GOAL
In the data below, locate each line with the word "close" and list it.
═══
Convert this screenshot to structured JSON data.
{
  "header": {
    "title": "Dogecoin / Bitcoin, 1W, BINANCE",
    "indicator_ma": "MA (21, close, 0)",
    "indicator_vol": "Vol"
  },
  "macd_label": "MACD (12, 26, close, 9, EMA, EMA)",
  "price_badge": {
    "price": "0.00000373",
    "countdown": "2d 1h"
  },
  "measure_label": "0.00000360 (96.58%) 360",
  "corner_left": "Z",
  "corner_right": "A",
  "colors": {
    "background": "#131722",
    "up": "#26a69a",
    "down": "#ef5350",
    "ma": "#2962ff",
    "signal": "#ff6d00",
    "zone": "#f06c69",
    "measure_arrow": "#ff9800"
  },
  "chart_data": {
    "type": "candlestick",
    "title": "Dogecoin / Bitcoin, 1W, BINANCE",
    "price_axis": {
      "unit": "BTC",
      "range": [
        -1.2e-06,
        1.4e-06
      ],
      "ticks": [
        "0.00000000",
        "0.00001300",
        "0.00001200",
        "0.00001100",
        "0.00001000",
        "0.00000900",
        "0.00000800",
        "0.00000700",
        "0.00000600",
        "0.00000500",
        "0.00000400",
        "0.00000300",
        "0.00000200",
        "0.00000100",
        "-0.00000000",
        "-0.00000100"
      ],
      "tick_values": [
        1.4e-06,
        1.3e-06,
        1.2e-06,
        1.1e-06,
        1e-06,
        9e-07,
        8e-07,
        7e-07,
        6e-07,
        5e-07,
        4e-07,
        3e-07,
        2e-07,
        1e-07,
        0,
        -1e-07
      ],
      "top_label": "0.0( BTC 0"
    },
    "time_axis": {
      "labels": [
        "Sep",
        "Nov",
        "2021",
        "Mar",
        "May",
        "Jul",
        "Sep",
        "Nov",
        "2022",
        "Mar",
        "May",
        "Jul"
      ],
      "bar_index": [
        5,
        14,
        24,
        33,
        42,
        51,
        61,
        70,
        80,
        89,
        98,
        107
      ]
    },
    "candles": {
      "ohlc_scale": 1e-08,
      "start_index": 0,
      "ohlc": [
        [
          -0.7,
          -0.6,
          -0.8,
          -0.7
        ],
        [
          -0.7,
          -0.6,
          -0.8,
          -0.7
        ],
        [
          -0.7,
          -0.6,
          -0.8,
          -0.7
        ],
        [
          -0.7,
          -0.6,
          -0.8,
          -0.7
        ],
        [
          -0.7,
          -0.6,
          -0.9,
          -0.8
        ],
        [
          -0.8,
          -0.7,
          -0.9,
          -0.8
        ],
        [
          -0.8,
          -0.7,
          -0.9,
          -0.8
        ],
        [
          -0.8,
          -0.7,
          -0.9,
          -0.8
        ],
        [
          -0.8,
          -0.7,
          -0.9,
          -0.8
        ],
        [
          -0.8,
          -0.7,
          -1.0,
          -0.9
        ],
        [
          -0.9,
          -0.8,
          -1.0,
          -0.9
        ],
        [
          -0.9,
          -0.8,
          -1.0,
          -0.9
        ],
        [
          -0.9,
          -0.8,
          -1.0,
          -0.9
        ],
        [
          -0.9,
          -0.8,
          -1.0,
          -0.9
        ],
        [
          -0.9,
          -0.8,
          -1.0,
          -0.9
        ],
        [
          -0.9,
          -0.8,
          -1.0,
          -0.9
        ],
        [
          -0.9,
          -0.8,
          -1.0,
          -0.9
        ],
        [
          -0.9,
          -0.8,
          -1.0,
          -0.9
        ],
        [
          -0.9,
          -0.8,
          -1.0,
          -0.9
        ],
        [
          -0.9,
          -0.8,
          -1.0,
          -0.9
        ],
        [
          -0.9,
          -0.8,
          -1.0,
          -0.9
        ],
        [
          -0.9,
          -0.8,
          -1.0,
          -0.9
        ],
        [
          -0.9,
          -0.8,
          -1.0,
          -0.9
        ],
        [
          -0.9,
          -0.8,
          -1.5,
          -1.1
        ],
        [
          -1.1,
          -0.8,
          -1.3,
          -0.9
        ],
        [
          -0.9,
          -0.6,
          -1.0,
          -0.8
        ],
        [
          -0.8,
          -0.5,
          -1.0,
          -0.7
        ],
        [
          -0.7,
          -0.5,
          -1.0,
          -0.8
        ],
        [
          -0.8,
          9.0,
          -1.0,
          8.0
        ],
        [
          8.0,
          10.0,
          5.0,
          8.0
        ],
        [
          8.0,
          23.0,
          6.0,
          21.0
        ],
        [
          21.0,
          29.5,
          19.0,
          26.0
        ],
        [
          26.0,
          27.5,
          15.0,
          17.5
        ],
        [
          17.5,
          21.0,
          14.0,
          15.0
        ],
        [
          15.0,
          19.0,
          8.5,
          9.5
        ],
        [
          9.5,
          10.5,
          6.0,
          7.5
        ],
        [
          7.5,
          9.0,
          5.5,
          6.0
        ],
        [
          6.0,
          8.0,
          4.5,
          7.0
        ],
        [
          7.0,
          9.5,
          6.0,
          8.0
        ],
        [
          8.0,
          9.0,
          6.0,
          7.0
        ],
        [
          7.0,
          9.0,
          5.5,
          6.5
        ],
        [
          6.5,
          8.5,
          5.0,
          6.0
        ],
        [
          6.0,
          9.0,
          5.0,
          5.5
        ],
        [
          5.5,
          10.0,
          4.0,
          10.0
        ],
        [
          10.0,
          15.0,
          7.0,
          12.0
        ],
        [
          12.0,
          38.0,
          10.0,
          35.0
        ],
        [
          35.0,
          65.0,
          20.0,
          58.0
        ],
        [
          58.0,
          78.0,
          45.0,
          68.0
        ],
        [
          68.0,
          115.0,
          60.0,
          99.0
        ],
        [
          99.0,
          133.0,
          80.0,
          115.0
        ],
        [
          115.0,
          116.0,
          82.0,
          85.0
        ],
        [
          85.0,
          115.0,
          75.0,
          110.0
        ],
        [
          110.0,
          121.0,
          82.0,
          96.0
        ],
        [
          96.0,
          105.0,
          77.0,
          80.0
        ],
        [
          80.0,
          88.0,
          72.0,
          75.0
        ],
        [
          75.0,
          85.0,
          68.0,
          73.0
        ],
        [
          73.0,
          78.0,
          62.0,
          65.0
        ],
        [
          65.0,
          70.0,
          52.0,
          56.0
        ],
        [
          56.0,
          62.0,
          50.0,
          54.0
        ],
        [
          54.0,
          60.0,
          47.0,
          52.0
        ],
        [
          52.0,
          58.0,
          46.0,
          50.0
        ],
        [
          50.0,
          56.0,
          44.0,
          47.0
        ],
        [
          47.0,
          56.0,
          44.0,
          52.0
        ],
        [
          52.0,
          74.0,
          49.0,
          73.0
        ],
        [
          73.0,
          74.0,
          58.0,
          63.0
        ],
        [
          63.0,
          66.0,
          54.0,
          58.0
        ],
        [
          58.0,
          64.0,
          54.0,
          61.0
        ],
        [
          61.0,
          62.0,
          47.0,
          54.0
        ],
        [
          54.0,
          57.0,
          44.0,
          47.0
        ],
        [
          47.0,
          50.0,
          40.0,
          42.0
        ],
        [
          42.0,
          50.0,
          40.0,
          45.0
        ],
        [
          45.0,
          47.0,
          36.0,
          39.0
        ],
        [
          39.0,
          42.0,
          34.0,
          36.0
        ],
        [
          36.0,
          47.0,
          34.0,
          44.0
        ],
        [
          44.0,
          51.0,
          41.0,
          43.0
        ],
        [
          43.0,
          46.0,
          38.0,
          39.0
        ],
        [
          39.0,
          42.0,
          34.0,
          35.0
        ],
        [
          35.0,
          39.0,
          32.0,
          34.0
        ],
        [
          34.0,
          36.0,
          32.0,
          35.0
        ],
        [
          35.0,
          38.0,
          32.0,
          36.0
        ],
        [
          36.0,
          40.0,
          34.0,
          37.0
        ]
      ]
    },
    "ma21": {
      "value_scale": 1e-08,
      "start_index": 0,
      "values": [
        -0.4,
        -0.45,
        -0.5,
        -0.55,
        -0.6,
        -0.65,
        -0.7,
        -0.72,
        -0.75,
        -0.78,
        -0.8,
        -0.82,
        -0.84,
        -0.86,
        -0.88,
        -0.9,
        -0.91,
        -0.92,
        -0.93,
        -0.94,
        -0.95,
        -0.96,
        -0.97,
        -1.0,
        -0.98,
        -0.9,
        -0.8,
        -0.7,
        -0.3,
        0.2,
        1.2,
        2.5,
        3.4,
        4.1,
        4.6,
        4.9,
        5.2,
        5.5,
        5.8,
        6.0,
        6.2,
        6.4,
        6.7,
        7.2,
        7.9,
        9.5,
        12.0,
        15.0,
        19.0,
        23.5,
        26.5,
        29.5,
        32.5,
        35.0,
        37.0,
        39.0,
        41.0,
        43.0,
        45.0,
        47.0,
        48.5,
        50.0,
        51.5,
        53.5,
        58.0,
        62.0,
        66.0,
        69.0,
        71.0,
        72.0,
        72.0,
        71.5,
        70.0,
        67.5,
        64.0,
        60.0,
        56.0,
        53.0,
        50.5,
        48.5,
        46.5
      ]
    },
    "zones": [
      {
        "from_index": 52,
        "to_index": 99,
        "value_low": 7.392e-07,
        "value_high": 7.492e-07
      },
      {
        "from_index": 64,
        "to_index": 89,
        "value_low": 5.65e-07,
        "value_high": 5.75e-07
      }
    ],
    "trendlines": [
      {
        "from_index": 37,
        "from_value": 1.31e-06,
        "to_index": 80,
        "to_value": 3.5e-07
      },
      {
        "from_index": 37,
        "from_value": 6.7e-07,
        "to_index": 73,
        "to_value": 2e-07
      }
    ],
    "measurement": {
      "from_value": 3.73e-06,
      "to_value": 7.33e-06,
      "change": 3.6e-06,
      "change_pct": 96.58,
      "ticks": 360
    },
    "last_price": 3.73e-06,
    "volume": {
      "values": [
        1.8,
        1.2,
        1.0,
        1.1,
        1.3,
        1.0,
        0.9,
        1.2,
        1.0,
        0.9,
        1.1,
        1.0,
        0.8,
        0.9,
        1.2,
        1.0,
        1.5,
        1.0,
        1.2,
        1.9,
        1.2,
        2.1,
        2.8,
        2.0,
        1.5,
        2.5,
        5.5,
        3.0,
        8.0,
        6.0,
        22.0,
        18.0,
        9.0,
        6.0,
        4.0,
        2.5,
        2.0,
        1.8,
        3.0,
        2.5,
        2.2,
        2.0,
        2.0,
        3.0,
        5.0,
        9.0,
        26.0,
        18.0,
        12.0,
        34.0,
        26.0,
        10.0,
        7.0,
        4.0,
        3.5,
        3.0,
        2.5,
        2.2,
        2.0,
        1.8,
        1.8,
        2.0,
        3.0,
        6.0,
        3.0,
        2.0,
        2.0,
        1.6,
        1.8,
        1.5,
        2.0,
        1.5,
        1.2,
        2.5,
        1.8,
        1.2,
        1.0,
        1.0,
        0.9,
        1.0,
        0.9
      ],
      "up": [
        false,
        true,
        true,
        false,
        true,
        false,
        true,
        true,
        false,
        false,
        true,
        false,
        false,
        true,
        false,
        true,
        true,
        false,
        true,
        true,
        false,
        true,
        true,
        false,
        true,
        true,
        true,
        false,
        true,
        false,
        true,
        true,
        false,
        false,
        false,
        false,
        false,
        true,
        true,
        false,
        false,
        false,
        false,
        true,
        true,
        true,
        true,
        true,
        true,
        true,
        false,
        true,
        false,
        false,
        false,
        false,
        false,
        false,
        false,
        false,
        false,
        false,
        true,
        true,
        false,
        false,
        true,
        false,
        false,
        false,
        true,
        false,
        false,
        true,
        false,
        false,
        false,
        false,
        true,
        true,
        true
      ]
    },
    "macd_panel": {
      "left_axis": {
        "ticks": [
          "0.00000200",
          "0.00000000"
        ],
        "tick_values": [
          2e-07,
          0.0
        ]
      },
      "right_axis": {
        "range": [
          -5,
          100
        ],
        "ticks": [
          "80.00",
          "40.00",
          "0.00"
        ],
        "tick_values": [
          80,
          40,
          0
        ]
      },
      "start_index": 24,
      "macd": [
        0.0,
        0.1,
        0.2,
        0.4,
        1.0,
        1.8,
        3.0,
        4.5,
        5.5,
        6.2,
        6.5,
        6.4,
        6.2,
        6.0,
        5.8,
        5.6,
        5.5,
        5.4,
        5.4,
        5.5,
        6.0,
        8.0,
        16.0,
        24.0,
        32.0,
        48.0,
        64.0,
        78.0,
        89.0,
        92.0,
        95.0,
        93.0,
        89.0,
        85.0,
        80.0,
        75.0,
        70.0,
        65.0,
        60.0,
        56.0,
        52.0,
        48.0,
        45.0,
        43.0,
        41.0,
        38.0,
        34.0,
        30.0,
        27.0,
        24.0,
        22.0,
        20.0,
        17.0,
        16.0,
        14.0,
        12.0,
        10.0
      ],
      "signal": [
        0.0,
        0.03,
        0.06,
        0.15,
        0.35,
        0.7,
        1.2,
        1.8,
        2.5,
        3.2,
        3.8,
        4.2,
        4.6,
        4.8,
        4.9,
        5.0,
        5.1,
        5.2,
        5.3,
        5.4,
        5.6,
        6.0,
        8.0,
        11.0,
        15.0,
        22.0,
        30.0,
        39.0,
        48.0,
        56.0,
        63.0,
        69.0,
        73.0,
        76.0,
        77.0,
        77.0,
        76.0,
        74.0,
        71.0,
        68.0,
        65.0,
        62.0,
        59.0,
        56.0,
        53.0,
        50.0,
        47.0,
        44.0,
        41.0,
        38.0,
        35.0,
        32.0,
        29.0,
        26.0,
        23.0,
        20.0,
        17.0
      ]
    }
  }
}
═══
REPLY TO THE TASK
    "indicator_ma": "MA (21, close, 0)",
  "macd_label": "MACD (12, 26, close, 9, EMA, EMA)",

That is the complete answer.